# Stated problem:
Transcribe the listing exactly, leaving out every picture.

Records that describe figures

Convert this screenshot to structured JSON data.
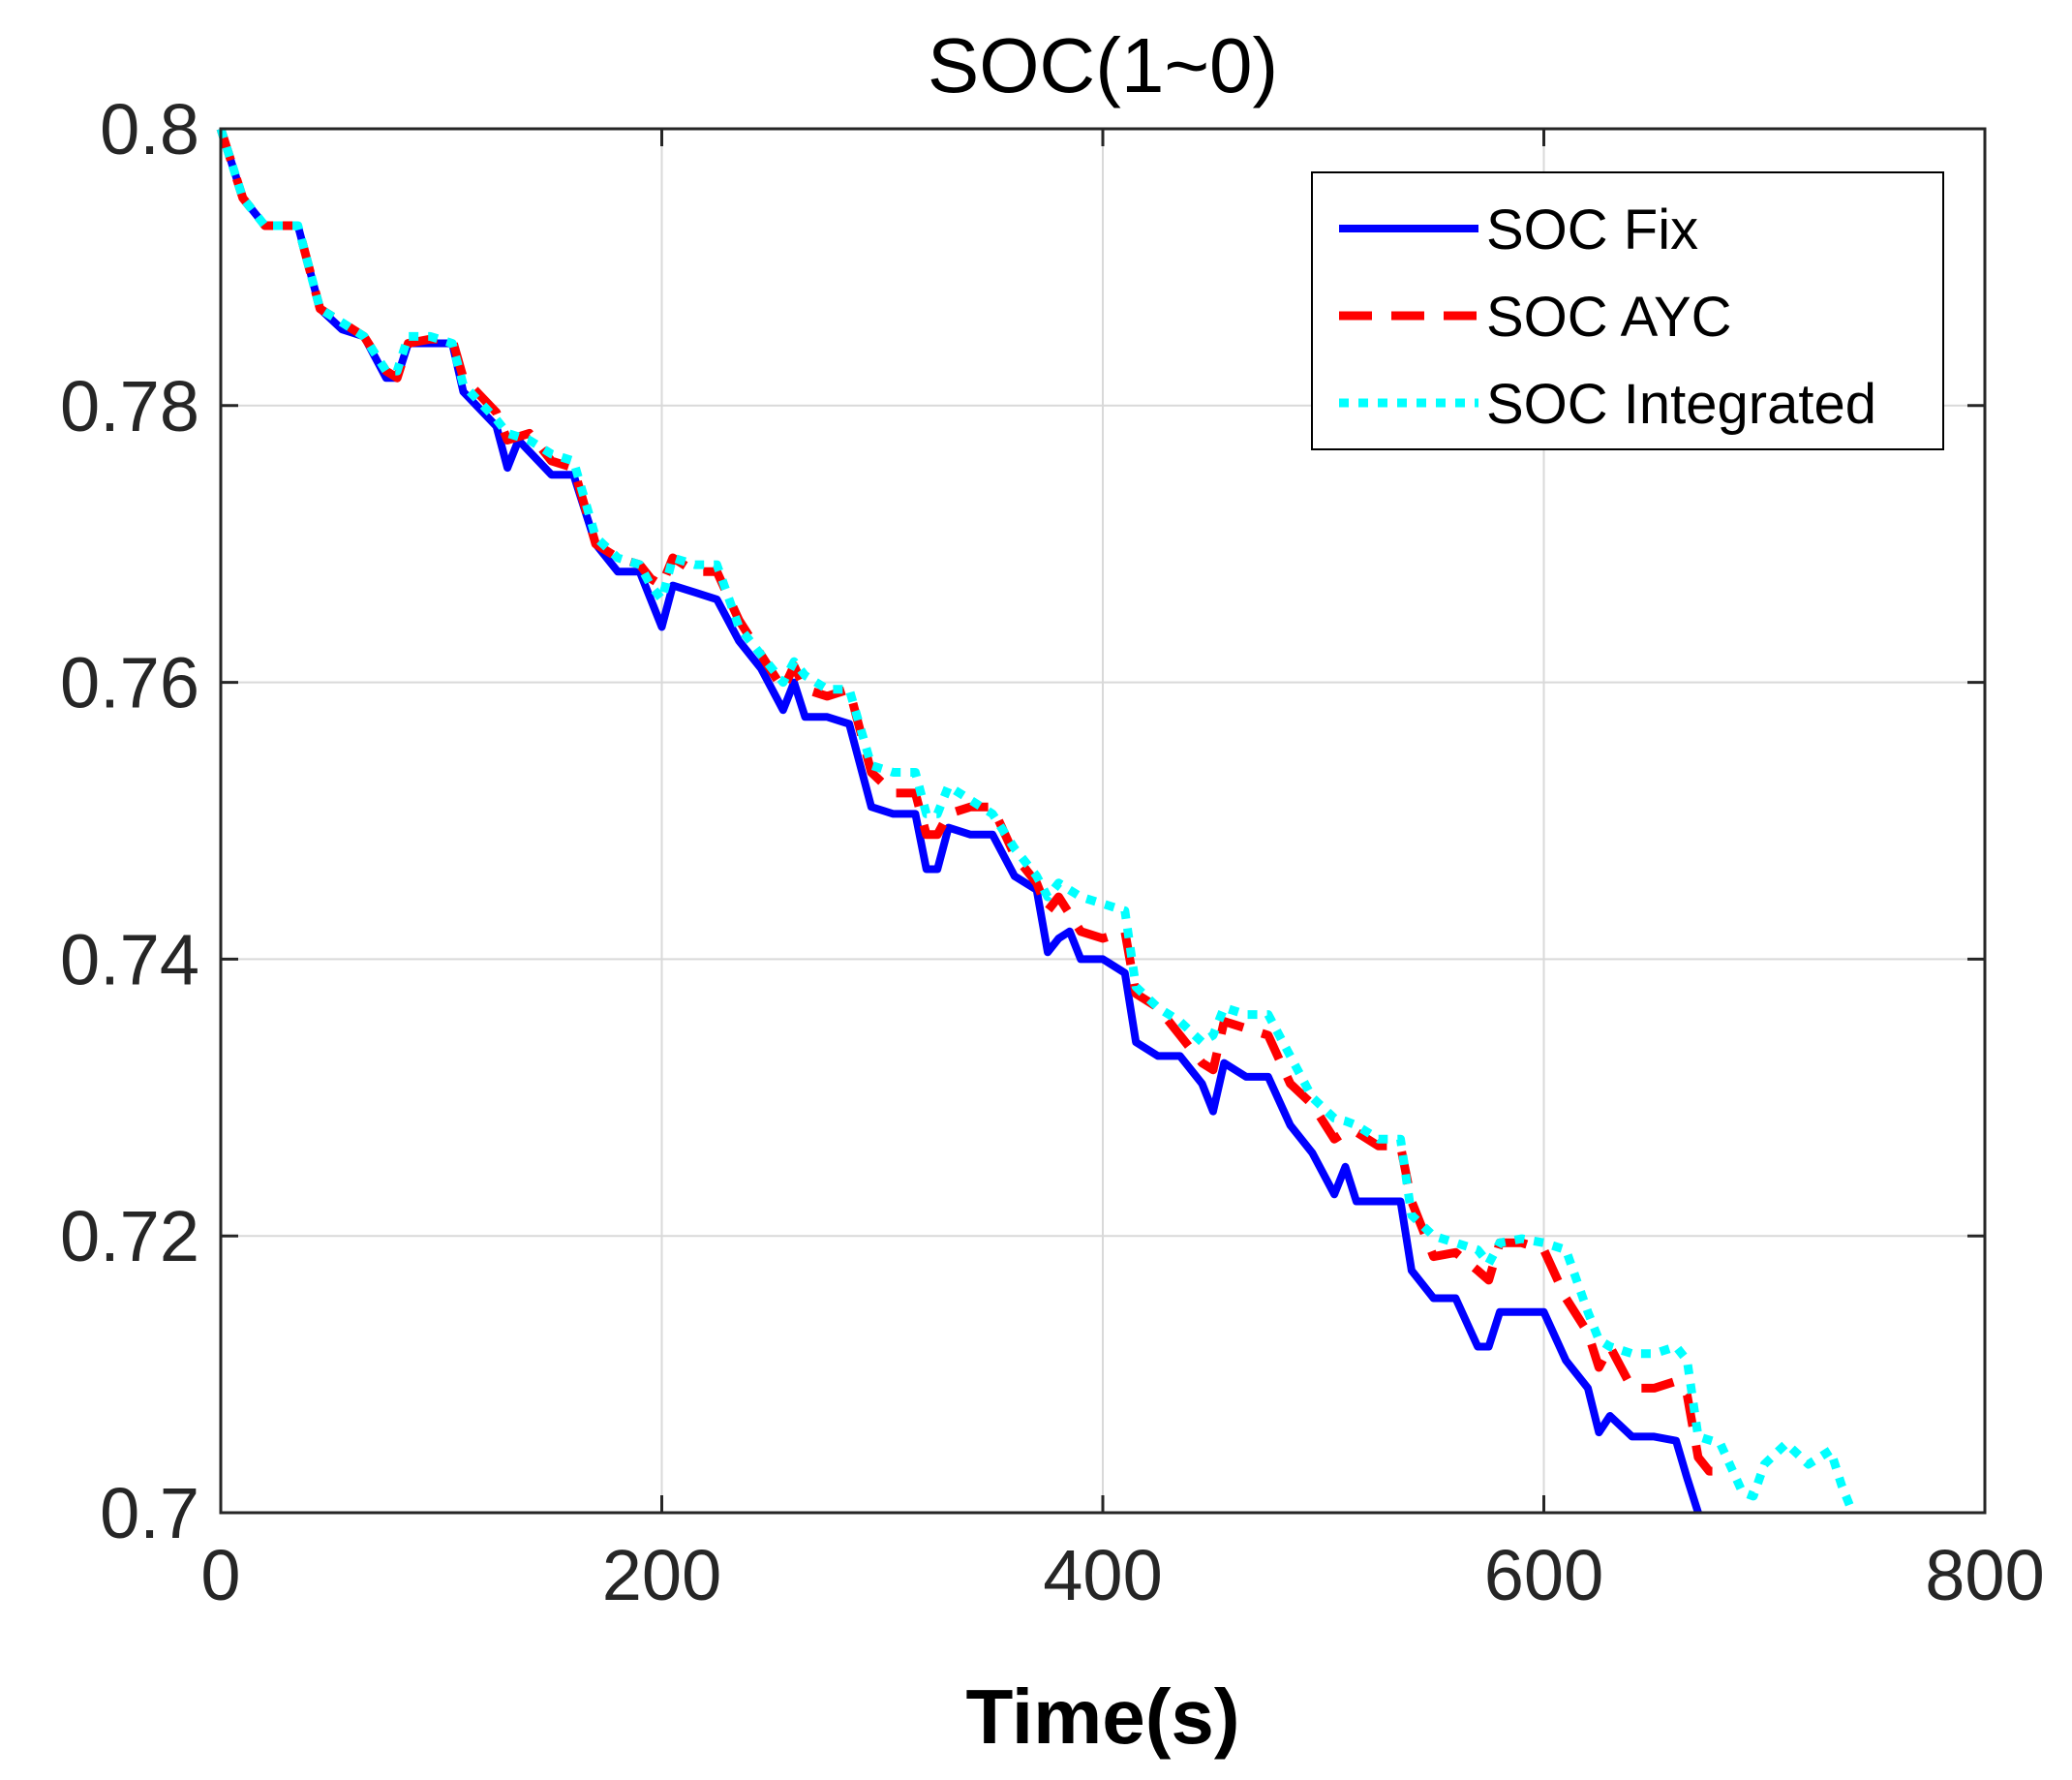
{
  "chart_data": {
    "type": "line",
    "title": "SOC(1~0)",
    "xlabel": "Time(s)",
    "ylabel": "",
    "xlim": [
      0,
      800
    ],
    "ylim": [
      0.7,
      0.8
    ],
    "xticks": [
      0,
      200,
      400,
      600,
      800
    ],
    "yticks": [
      0.7,
      0.72,
      0.74,
      0.76,
      0.78,
      0.8
    ],
    "xtick_labels": [
      "0",
      "200",
      "400",
      "600",
      "800"
    ],
    "ytick_labels": [
      "0.7",
      "0.72",
      "0.74",
      "0.76",
      "0.78",
      "0.8"
    ],
    "grid": true,
    "legend_position": "top-right",
    "series": [
      {
        "name": "SOC Fix",
        "color": "#0000ff",
        "style": "solid",
        "x": [
          0,
          10,
          20,
          35,
          45,
          55,
          65,
          75,
          80,
          85,
          95,
          105,
          110,
          125,
          130,
          135,
          150,
          160,
          170,
          180,
          190,
          195,
          200,
          205,
          215,
          225,
          235,
          245,
          255,
          260,
          265,
          275,
          285,
          295,
          305,
          315,
          320,
          325,
          330,
          340,
          350,
          360,
          370,
          375,
          380,
          385,
          390,
          400,
          410,
          415,
          425,
          435,
          445,
          450,
          455,
          465,
          475,
          485,
          495,
          505,
          510,
          515,
          525,
          535,
          540,
          550,
          560,
          570,
          575,
          580,
          590,
          600,
          610,
          620,
          625,
          630,
          640,
          650,
          660,
          665,
          670
        ],
        "y": [
          0.8,
          0.795,
          0.793,
          0.793,
          0.787,
          0.7855,
          0.785,
          0.782,
          0.782,
          0.7845,
          0.7845,
          0.7845,
          0.781,
          0.7785,
          0.7755,
          0.7775,
          0.775,
          0.775,
          0.77,
          0.768,
          0.768,
          0.766,
          0.764,
          0.767,
          0.7665,
          0.766,
          0.763,
          0.761,
          0.758,
          0.76,
          0.7575,
          0.7575,
          0.757,
          0.751,
          0.7505,
          0.7505,
          0.7465,
          0.7465,
          0.7495,
          0.749,
          0.749,
          0.746,
          0.745,
          0.7405,
          0.7415,
          0.742,
          0.74,
          0.74,
          0.739,
          0.734,
          0.733,
          0.733,
          0.731,
          0.729,
          0.7325,
          0.7315,
          0.7315,
          0.728,
          0.726,
          0.723,
          0.725,
          0.7225,
          0.7225,
          0.7225,
          0.7175,
          0.7155,
          0.7155,
          0.712,
          0.712,
          0.7145,
          0.7145,
          0.7145,
          0.711,
          0.709,
          0.7058,
          0.707,
          0.7055,
          0.7055,
          0.7052,
          0.7025,
          0.7
        ]
      },
      {
        "name": "SOC AYC",
        "color": "#ff0000",
        "style": "dashed",
        "x": [
          0,
          10,
          20,
          35,
          45,
          55,
          65,
          75,
          80,
          85,
          95,
          105,
          110,
          125,
          130,
          140,
          150,
          160,
          170,
          180,
          190,
          195,
          200,
          205,
          215,
          225,
          235,
          245,
          255,
          260,
          265,
          275,
          285,
          295,
          305,
          315,
          320,
          325,
          330,
          340,
          350,
          360,
          370,
          375,
          380,
          390,
          400,
          410,
          415,
          425,
          435,
          445,
          450,
          455,
          465,
          475,
          485,
          495,
          505,
          510,
          515,
          525,
          535,
          540,
          550,
          560,
          570,
          575,
          580,
          590,
          600,
          610,
          620,
          625,
          630,
          640,
          650,
          660,
          665,
          670,
          675,
          680
        ],
        "y": [
          0.8,
          0.795,
          0.793,
          0.793,
          0.787,
          0.786,
          0.785,
          0.7825,
          0.782,
          0.7845,
          0.7848,
          0.7848,
          0.782,
          0.7795,
          0.7775,
          0.778,
          0.776,
          0.7755,
          0.77,
          0.769,
          0.7685,
          0.7675,
          0.767,
          0.769,
          0.768,
          0.768,
          0.7645,
          0.762,
          0.7595,
          0.7612,
          0.7595,
          0.759,
          0.7595,
          0.7535,
          0.752,
          0.752,
          0.749,
          0.749,
          0.7505,
          0.751,
          0.751,
          0.7475,
          0.7455,
          0.7435,
          0.7445,
          0.742,
          0.7415,
          0.742,
          0.7375,
          0.7365,
          0.7345,
          0.7325,
          0.732,
          0.7355,
          0.735,
          0.7345,
          0.731,
          0.7295,
          0.727,
          0.7275,
          0.7275,
          0.7265,
          0.7265,
          0.7225,
          0.7185,
          0.7188,
          0.7175,
          0.7168,
          0.7195,
          0.7195,
          0.719,
          0.7155,
          0.713,
          0.7105,
          0.712,
          0.709,
          0.709,
          0.7095,
          0.7085,
          0.704,
          0.703,
          0.703
        ]
      },
      {
        "name": "SOC Integrated",
        "color": "#00ffff",
        "style": "dotted",
        "x": [
          0,
          10,
          20,
          35,
          45,
          55,
          65,
          75,
          80,
          85,
          95,
          105,
          110,
          125,
          130,
          140,
          150,
          160,
          170,
          180,
          190,
          195,
          200,
          205,
          215,
          225,
          235,
          245,
          255,
          260,
          265,
          275,
          285,
          295,
          305,
          315,
          320,
          325,
          330,
          340,
          350,
          360,
          370,
          375,
          380,
          390,
          400,
          410,
          415,
          425,
          435,
          445,
          450,
          455,
          465,
          475,
          485,
          495,
          505,
          510,
          515,
          525,
          535,
          540,
          550,
          560,
          570,
          575,
          580,
          590,
          600,
          610,
          620,
          625,
          630,
          640,
          650,
          660,
          665,
          670,
          680,
          690,
          695,
          700,
          710,
          720,
          730,
          735,
          740
        ],
        "y": [
          0.8,
          0.795,
          0.793,
          0.793,
          0.787,
          0.786,
          0.785,
          0.7825,
          0.7825,
          0.785,
          0.785,
          0.7845,
          0.7815,
          0.779,
          0.778,
          0.7775,
          0.7765,
          0.776,
          0.7705,
          0.769,
          0.7685,
          0.767,
          0.766,
          0.769,
          0.7685,
          0.7685,
          0.764,
          0.762,
          0.76,
          0.7615,
          0.7605,
          0.7595,
          0.7595,
          0.754,
          0.7535,
          0.7535,
          0.7505,
          0.7505,
          0.7525,
          0.7515,
          0.7505,
          0.748,
          0.746,
          0.7445,
          0.7455,
          0.7445,
          0.744,
          0.7435,
          0.738,
          0.7365,
          0.7355,
          0.734,
          0.7345,
          0.7365,
          0.736,
          0.736,
          0.733,
          0.73,
          0.7285,
          0.7283,
          0.728,
          0.727,
          0.727,
          0.7215,
          0.72,
          0.7195,
          0.719,
          0.718,
          0.7195,
          0.7198,
          0.7195,
          0.719,
          0.7145,
          0.7125,
          0.712,
          0.7115,
          0.7115,
          0.712,
          0.711,
          0.7055,
          0.705,
          0.7015,
          0.7012,
          0.7035,
          0.705,
          0.7035,
          0.7045,
          0.702,
          0.7
        ]
      }
    ]
  }
}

# Full output:
Convert this screenshot to structured JSON data.
{
  "chart_data": {
    "type": "line",
    "title": "SOC(1~0)",
    "xlabel": "Time(s)",
    "ylabel": "",
    "xlim": [
      0,
      800
    ],
    "ylim": [
      0.7,
      0.8
    ],
    "xticks": [
      0,
      200,
      400,
      600,
      800
    ],
    "yticks": [
      0.7,
      0.72,
      0.74,
      0.76,
      0.78,
      0.8
    ],
    "xtick_labels": [
      "0",
      "200",
      "400",
      "600",
      "800"
    ],
    "ytick_labels": [
      "0.7",
      "0.72",
      "0.74",
      "0.76",
      "0.78",
      "0.8"
    ],
    "grid": true,
    "legend_position": "top-right",
    "series": [
      {
        "name": "SOC Fix",
        "color": "#0000ff",
        "style": "solid",
        "x": [
          0,
          10,
          20,
          35,
          45,
          55,
          65,
          75,
          80,
          85,
          95,
          105,
          110,
          125,
          130,
          135,
          150,
          160,
          170,
          180,
          190,
          195,
          200,
          205,
          215,
          225,
          235,
          245,
          255,
          260,
          265,
          275,
          285,
          295,
          305,
          315,
          320,
          325,
          330,
          340,
          350,
          360,
          370,
          375,
          380,
          385,
          390,
          400,
          410,
          415,
          425,
          435,
          445,
          450,
          455,
          465,
          475,
          485,
          495,
          505,
          510,
          515,
          525,
          535,
          540,
          550,
          560,
          570,
          575,
          580,
          590,
          600,
          610,
          620,
          625,
          630,
          640,
          650,
          660,
          665,
          670
        ],
        "y": [
          0.8,
          0.795,
          0.793,
          0.793,
          0.787,
          0.7855,
          0.785,
          0.782,
          0.782,
          0.7845,
          0.7845,
          0.7845,
          0.781,
          0.7785,
          0.7755,
          0.7775,
          0.775,
          0.775,
          0.77,
          0.768,
          0.768,
          0.766,
          0.764,
          0.767,
          0.7665,
          0.766,
          0.763,
          0.761,
          0.758,
          0.76,
          0.7575,
          0.7575,
          0.757,
          0.751,
          0.7505,
          0.7505,
          0.7465,
          0.7465,
          0.7495,
          0.749,
          0.749,
          0.746,
          0.745,
          0.7405,
          0.7415,
          0.742,
          0.74,
          0.74,
          0.739,
          0.734,
          0.733,
          0.733,
          0.731,
          0.729,
          0.7325,
          0.7315,
          0.7315,
          0.728,
          0.726,
          0.723,
          0.725,
          0.7225,
          0.7225,
          0.7225,
          0.7175,
          0.7155,
          0.7155,
          0.712,
          0.712,
          0.7145,
          0.7145,
          0.7145,
          0.711,
          0.709,
          0.7058,
          0.707,
          0.7055,
          0.7055,
          0.7052,
          0.7025,
          0.7
        ]
      },
      {
        "name": "SOC AYC",
        "color": "#ff0000",
        "style": "dashed",
        "x": [
          0,
          10,
          20,
          35,
          45,
          55,
          65,
          75,
          80,
          85,
          95,
          105,
          110,
          125,
          130,
          140,
          150,
          160,
          170,
          180,
          190,
          195,
          200,
          205,
          215,
          225,
          235,
          245,
          255,
          260,
          265,
          275,
          285,
          295,
          305,
          315,
          320,
          325,
          330,
          340,
          350,
          360,
          370,
          375,
          380,
          390,
          400,
          410,
          415,
          425,
          435,
          445,
          450,
          455,
          465,
          475,
          485,
          495,
          505,
          510,
          515,
          525,
          535,
          540,
          550,
          560,
          570,
          575,
          580,
          590,
          600,
          610,
          620,
          625,
          630,
          640,
          650,
          660,
          665,
          670,
          675,
          680
        ],
        "y": [
          0.8,
          0.795,
          0.793,
          0.793,
          0.787,
          0.786,
          0.785,
          0.7825,
          0.782,
          0.7845,
          0.7848,
          0.7848,
          0.782,
          0.7795,
          0.7775,
          0.778,
          0.776,
          0.7755,
          0.77,
          0.769,
          0.7685,
          0.7675,
          0.767,
          0.769,
          0.768,
          0.768,
          0.7645,
          0.762,
          0.7595,
          0.7612,
          0.7595,
          0.759,
          0.7595,
          0.7535,
          0.752,
          0.752,
          0.749,
          0.749,
          0.7505,
          0.751,
          0.751,
          0.7475,
          0.7455,
          0.7435,
          0.7445,
          0.742,
          0.7415,
          0.742,
          0.7375,
          0.7365,
          0.7345,
          0.7325,
          0.732,
          0.7355,
          0.735,
          0.7345,
          0.731,
          0.7295,
          0.727,
          0.7275,
          0.7275,
          0.7265,
          0.7265,
          0.7225,
          0.7185,
          0.7188,
          0.7175,
          0.7168,
          0.7195,
          0.7195,
          0.719,
          0.7155,
          0.713,
          0.7105,
          0.712,
          0.709,
          0.709,
          0.7095,
          0.7085,
          0.704,
          0.703,
          0.703
        ]
      },
      {
        "name": "SOC Integrated",
        "color": "#00ffff",
        "style": "dotted",
        "x": [
          0,
          10,
          20,
          35,
          45,
          55,
          65,
          75,
          80,
          85,
          95,
          105,
          110,
          125,
          130,
          140,
          150,
          160,
          170,
          180,
          190,
          195,
          200,
          205,
          215,
          225,
          235,
          245,
          255,
          260,
          265,
          275,
          285,
          295,
          305,
          315,
          320,
          325,
          330,
          340,
          350,
          360,
          370,
          375,
          380,
          390,
          400,
          410,
          415,
          425,
          435,
          445,
          450,
          455,
          465,
          475,
          485,
          495,
          505,
          510,
          515,
          525,
          535,
          540,
          550,
          560,
          570,
          575,
          580,
          590,
          600,
          610,
          620,
          625,
          630,
          640,
          650,
          660,
          665,
          670,
          680,
          690,
          695,
          700,
          710,
          720,
          730,
          735,
          740
        ],
        "y": [
          0.8,
          0.795,
          0.793,
          0.793,
          0.787,
          0.786,
          0.785,
          0.7825,
          0.7825,
          0.785,
          0.785,
          0.7845,
          0.7815,
          0.779,
          0.778,
          0.7775,
          0.7765,
          0.776,
          0.7705,
          0.769,
          0.7685,
          0.767,
          0.766,
          0.769,
          0.7685,
          0.7685,
          0.764,
          0.762,
          0.76,
          0.7615,
          0.7605,
          0.7595,
          0.7595,
          0.754,
          0.7535,
          0.7535,
          0.7505,
          0.7505,
          0.7525,
          0.7515,
          0.7505,
          0.748,
          0.746,
          0.7445,
          0.7455,
          0.7445,
          0.744,
          0.7435,
          0.738,
          0.7365,
          0.7355,
          0.734,
          0.7345,
          0.7365,
          0.736,
          0.736,
          0.733,
          0.73,
          0.7285,
          0.7283,
          0.728,
          0.727,
          0.727,
          0.7215,
          0.72,
          0.7195,
          0.719,
          0.718,
          0.7195,
          0.7198,
          0.7195,
          0.719,
          0.7145,
          0.7125,
          0.712,
          0.7115,
          0.7115,
          0.712,
          0.711,
          0.7055,
          0.705,
          0.7015,
          0.7012,
          0.7035,
          0.705,
          0.7035,
          0.7045,
          0.702,
          0.7
        ]
      }
    ]
  }
}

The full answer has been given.